* Stated exercise
Write the material out again in full, word for word. Do not include the pictures.

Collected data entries
◇ ◇ ◇ ◇ ◇

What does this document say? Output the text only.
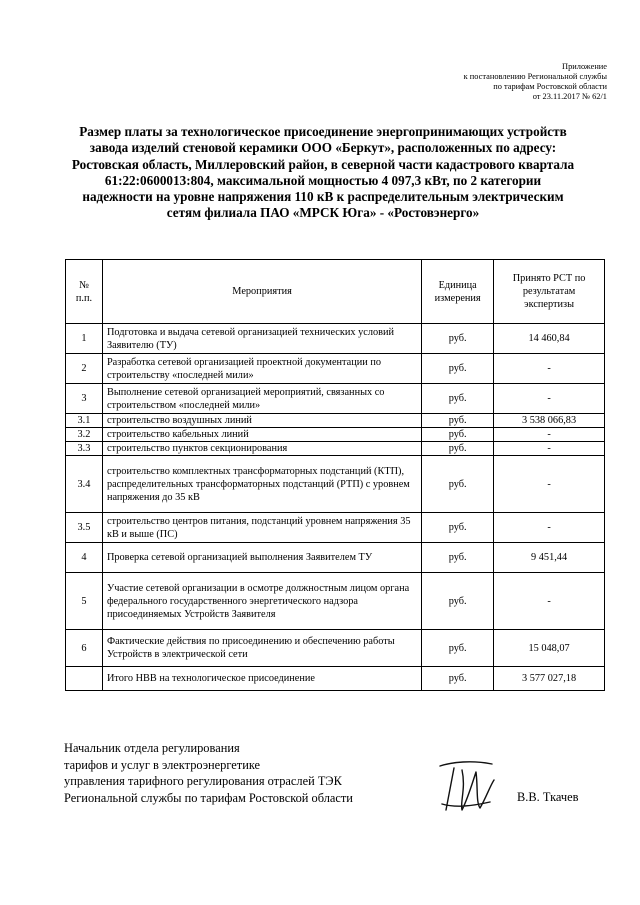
Приложение
к постановлению Региональной службы
по тарифам Ростовской области
от 23.11.2017 № 62/1
Размер платы за технологическое присоединение энергопринимающих устройств завода изделий стеновой керамики ООО «Беркут», расположенных по адресу: Ростовская область, Миллеровский район, в северной части кадастрового квартала 61:22:0600013:804, максимальной мощностью 4 097,3 кВт, по 2 категории надежности на уровне напряжения 110 кВ к распределительным электрическим сетям филиала ПАО «МРСК Юга» - «Ростовэнерго»
№ п.п.	Мероприятия	Единица измерения	Принято РСТ по результатам экспертизы
1	Подготовка и выдача сетевой организацией технических условий Заявителю (ТУ)	руб.	14 460,84
2	Разработка сетевой организацией проектной документации по строительству «последней мили»	руб.	-
3	Выполнение сетевой организацией мероприятий, связанных со строительством «последней мили»	руб.	-
3.1	строительство воздушных линий	руб.	3 538 066,83
3.2	строительство кабельных линий	руб.	-
3.3	строительство пунктов секционирования	руб.	-
3.4	строительство комплектных трансформаторных подстанций (КТП), распределительных трансформаторных подстанций (РТП) с уровнем напряжения до 35 кВ	руб.	-
3.5	строительство центров питания, подстанций уровнем напряжения 35 кВ и выше (ПС)	руб.	-
4	Проверка сетевой организацией выполнения Заявителем ТУ	руб.	9 451,44
5	Участие сетевой организации в осмотре должностным лицом органа федерального государственного энергетического надзора присоединяемых Устройств Заявителя	руб.	-
6	Фактические действия по присоединению и обеспечению работы Устройств в электрической сети	руб.	15 048,07
	Итого НВВ на технологическое присоединение	руб.	3 577 027,18
Начальник отдела регулирования
тарифов и услуг в электроэнергетике
управления тарифного регулирования отраслей ТЭК
Региональной службы по тарифам Ростовской области	В.В. Ткачев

◇ ◇ ◇ ◇ ◇

* Result of this exercise
What does this document say? Output the text only.
Приложение
к постановлению Региональной службы
по тарифам Ростовской области
от 23.11.2017 № 62/1
Размер платы за технологическое присоединение энергопринимающих устройств завода изделий стеновой керамики ООО «Беркут», расположенных по адресу: Ростовская область, Миллеровский район, в северной части кадастрового квартала 61:22:0600013:804, максимальной мощностью 4 097,3 кВт, по 2 категории надежности на уровне напряжения 110 кВ к распределительным электрическим сетям филиала ПАО «МРСК Юга» - «Ростовэнерго»
№ п.п.	Мероприятия	Единица измерения	Принято РСТ по результатам экспертизы
1	Подготовка и выдача сетевой организацией технических условий Заявителю (ТУ)	руб.	14 460,84
2	Разработка сетевой организацией проектной документации по строительству «последней мили»	руб.	-
3	Выполнение сетевой организацией мероприятий, связанных со строительством «последней мили»	руб.	-
3.1	строительство воздушных линий	руб.	3 538 066,83
3.2	строительство кабельных линий	руб.	-
3.3	строительство пунктов секционирования	руб.	-
3.4	строительство комплектных трансформаторных подстанций (КТП), распределительных трансформаторных подстанций (РТП) с уровнем напряжения до 35 кВ	руб.	-
3.5	строительство центров питания, подстанций уровнем напряжения 35 кВ и выше (ПС)	руб.	-
4	Проверка сетевой организацией выполнения Заявителем ТУ	руб.	9 451,44
5	Участие сетевой организации в осмотре должностным лицом органа федерального государственного энергетического надзора присоединяемых Устройств Заявителя	руб.	-
6	Фактические действия по присоединению и обеспечению работы Устройств в электрической сети	руб.	15 048,07
	Итого НВВ на технологическое присоединение	руб.	3 577 027,18
Начальник отдела регулирования
тарифов и услуг в электроэнергетике
управления тарифного регулирования отраслей ТЭК
Региональной службы по тарифам Ростовской области	В.В. Ткачев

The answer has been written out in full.